【完结】抓取“斗罗大陆4之终极斗罗”小说的程序,问题已由1170解决,14楼有代码
本帖最后由 basfan 于 2020-3-28 13:41 编辑小白学python爬虫,自己写了一个小程序,目的是爬取斗罗大陆之极限斗罗小说
网页结构很简单,代码也很简单,但就是前几章能顺利抓下来并保存,
从第6章开始,一直提示错误,希望各位高手不吝赐教!谢谢!
源码:
import requests,re
from bs4 import BeautifulSoup
def gethtmlcontent(url):
r=requests.get(url)
return r.text
def savecontent(file,content):
soup=BeautifulSoup(content,'html.parser')
title=soup.h1.contents
with open(file,'a+') as f:
f.writelines(title)
f.writelines('\n')
for each in soup.findAll('p'):
f.writelines(each.get_text())
f.writelines('\n')
def getnexturl(text):
soup=BeautifulSoup(text,'html.parser')
temp=soup.find_all(rel="next")
if temp:
return re.findall(r'http://www.qiushuge.net/zhongjidouluo/.*.html',str(temp))
else:
return 0
if __name__=='__main__':
name='zjdl.txt'
baseurl='http://www.qiushuge.net/zhongjidouluo/4.html'
text=gethtmlcontent(baseurl)
while getnexturl(text):
savecontent(name,text)
url=getnexturl(text)
text=gethtmlcontent(url)
前几章保存的没问题,从第六章开始,就出错了。未找到原因,请高手指教,谢谢!
错误代码:
Traceback (most recent call last):
File "C:\Users\Administrator.SC-201810042154\Desktop\test\爬取网站.py", line 34, in <module>
savecontent(name,text)
File "C:\Users\Administrator.SC-201810042154\Desktop\test\爬取网站.py", line 16, in savecontent
f.writelines(each.get_text())
UnicodeEncodeError: 'gbk' codec can't encode character '\u200b' in position 0: illegal multibyte sequence
源代码下载(py程序):
文件写入时编码问题,with open(file,'a+') as f:这一句改成with open(file,'a+', encoding='utf-8') as f: 1170 发表于 2020-3-27 23:58
文件写入时编码问题,with open(file,'a+') as f:这一句改成with open(file,'a+', encoding='utf-8') as f:
谢谢,我试了一下,可以抓好多章节,感觉没问题了。
就是运行一段时间后,提示:
Traceback (most recent call last):
File "C:\Users\Administrator.SC-201810042154\AppData\Local\Programs\Python\Python38-32\lib\site-packages\urllib3\connection.py", line 156, in _new_conn
conn = connection.create_connection(
File "C:\Users\Administrator.SC-201810042154\AppData\Local\Programs\Python\Python38-32\lib\site-packages\urllib3\util\connection.py", line 84, in create_connection
raise err
File "C:\Users\Administrator.SC-201810042154\AppData\Local\Programs\Python\Python38-32\lib\site-packages\urllib3\util\connection.py", line 74, in create_connection
sock.connect(sa)

# # #

**任务要求:** 能否一字不差地摘录阅读文本中从“UnicodeEncodeError: 'gbk' codec”到“谢谢,我试了一下,可以抓好多章节,感觉没问题了。”的部分？ 这些数据与本题无关。

**数据:**
# # #

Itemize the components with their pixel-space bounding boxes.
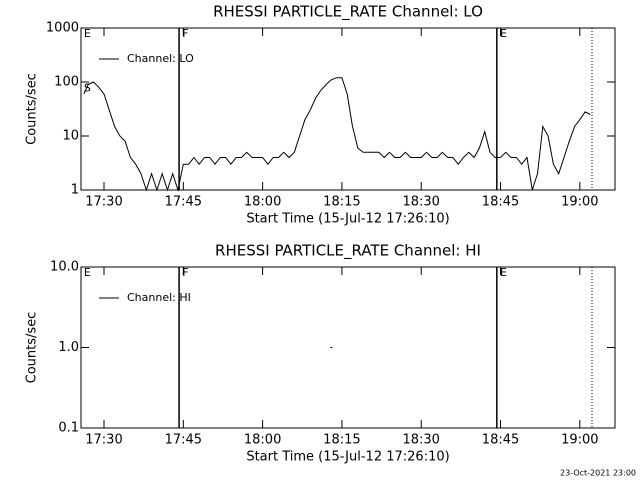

# # #

**书面解答:**
UnicodeEncodeError: 'gbk' codec can't encode character '\u200b' in position 0: illegal multibyte sequence
源代码下载(py程序):
文件写入时编码问题,with open(file,'a+') as f:这一句改成with open(file,'a+', encoding='utf-8') as f: 1170 发表于 2020-3-27 23:58
文件写入时编码问题,with open(file,'a+') as f:这一句改成with open(file,'a+', encoding='utf-8') as f:
谢谢,我试了一下,可以抓好多章节,感觉没问题了。